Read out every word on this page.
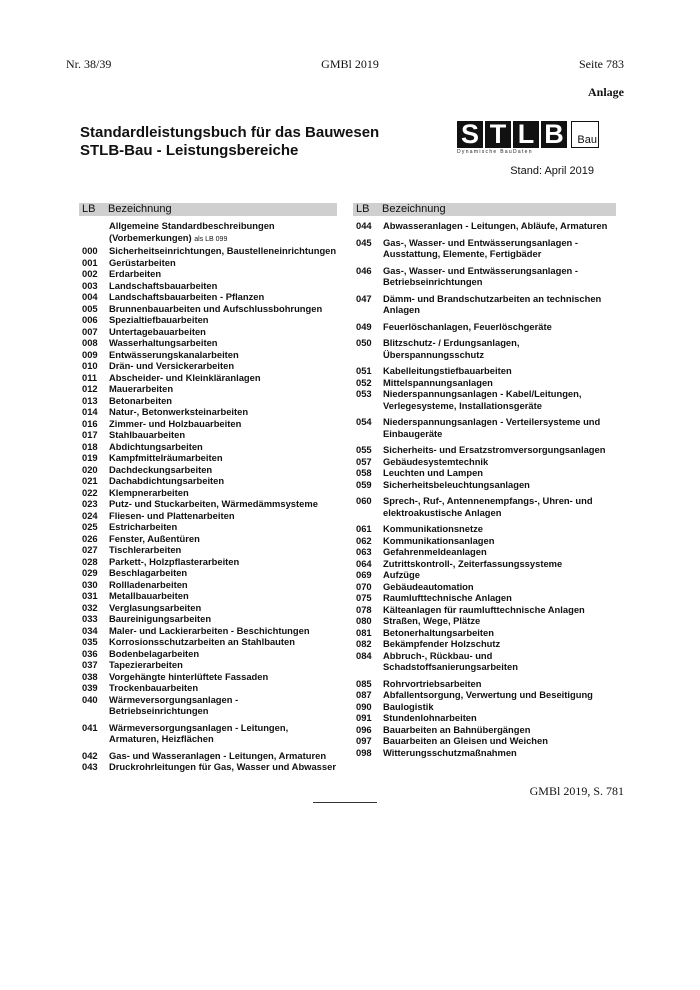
Nr. 38/39	GMBl 2019	Seite 783
Anlage
Standardleistungsbuch für das Bauwesen
STLB-Bau - Leistungsbereiche
S T L B Bau
Dynamische BauDaten
Stand: April 2019
LB Bezeichnung
Allgemeine Standardbeschreibungen (Vorbemerkungen) als LB 099
000 Sicherheitseinrichtungen, Baustelleneinrichtungen
001 Gerüstarbeiten
002 Erdarbeiten
003 Landschaftsbauarbeiten
004 Landschaftsbauarbeiten - Pflanzen
005 Brunnenbauarbeiten und Aufschlussbohrungen
006 Spezialtiefbauarbeiten
007 Untertagebauarbeiten
008 Wasserhaltungsarbeiten
009 Entwässerungskanalarbeiten
010 Drän- und Versickerarbeiten
011 Abscheider- und Kleinkläranlagen
012 Mauerarbeiten
013 Betonarbeiten
014 Natur-, Betonwerksteinarbeiten
016 Zimmer- und Holzbauarbeiten
017 Stahlbauarbeiten
018 Abdichtungsarbeiten
019 Kampfmittelräumarbeiten
020 Dachdeckungsarbeiten
021 Dachabdichtungsarbeiten
022 Klempnerarbeiten
023 Putz- und Stuckarbeiten, Wärmedämmsysteme
024 Fliesen- und Plattenarbeiten
025 Estricharbeiten
026 Fenster, Außentüren
027 Tischlerarbeiten
028 Parkett-, Holzpflasterarbeiten
029 Beschlagarbeiten
030 Rollladenarbeiten
031 Metallbauarbeiten
032 Verglasungsarbeiten
033 Baureinigungsarbeiten
034 Maler- und Lackierarbeiten - Beschichtungen
035 Korrosionsschutzarbeiten an Stahlbauten
036 Bodenbelagarbeiten
037 Tapezierarbeiten
038 Vorgehängte hinterlüftete Fassaden
039 Trockenbauarbeiten
040 Wärmeversorgungsanlagen - Betriebseinrichtungen
041 Wärmeversorgungsanlagen - Leitungen, Armaturen, Heizflächen
042 Gas- und Wasseranlagen - Leitungen, Armaturen
043 Druckrohrleitungen für Gas, Wasser und Abwasser
LB Bezeichnung
044 Abwasseranlagen - Leitungen, Abläufe, Armaturen
045 Gas-, Wasser- und Entwässerungsanlagen - Ausstattung, Elemente, Fertigbäder
046 Gas-, Wasser- und Entwässerungsanlagen - Betriebseinrichtungen
047 Dämm- und Brandschutzarbeiten an technischen Anlagen
049 Feuerlöschanlagen, Feuerlöschgeräte
050 Blitzschutz- / Erdungsanlagen, Überspannungsschutz
051 Kabelleitungstiefbauarbeiten
052 Mittelspannungsanlagen
053 Niederspannungsanlagen - Kabel/Leitungen, Verlegesysteme, Installationsgeräte
054 Niederspannungsanlagen - Verteilersysteme und Einbaugeräte
055 Sicherheits- und Ersatzstromversorgungsanlagen
057 Gebäudesystemtechnik
058 Leuchten und Lampen
059 Sicherheitsbeleuchtungsanlagen
060 Sprech-, Ruf-, Antennenempfangs-, Uhren- und elektroakustische Anlagen
061 Kommunikationsnetze
062 Kommunikationsanlagen
063 Gefahrenmeldeanlagen
064 Zutrittskontroll-, Zeiterfassungssysteme
069 Aufzüge
070 Gebäudeautomation
075 Raumlufttechnische Anlagen
078 Kälteanlagen für raumlufttechnische Anlagen
080 Straßen, Wege, Plätze
081 Betonerhaltungsarbeiten
082 Bekämpfender Holzschutz
084 Abbruch-, Rückbau- und Schadstoffsanierungsarbeiten
085 Rohrvortriebsarbeiten
087 Abfallentsorgung, Verwertung und Beseitigung
090 Baulogistik
091 Stundenlohnarbeiten
096 Bauarbeiten an Bahnübergängen
097 Bauarbeiten an Gleisen und Weichen
098 Witterungsschutzmaßnahmen
GMBl 2019, S. 781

● ● ● ● ● ● ●

*WRITTEN PROBLEM*.
From the listing above, pick out each line where the word "Landschaftsbauarbeiten" appears.

*IN RESPONSE*.
003 Landschaftsbauarbeiten
004 Landschaftsbauarbeiten - Pflanzen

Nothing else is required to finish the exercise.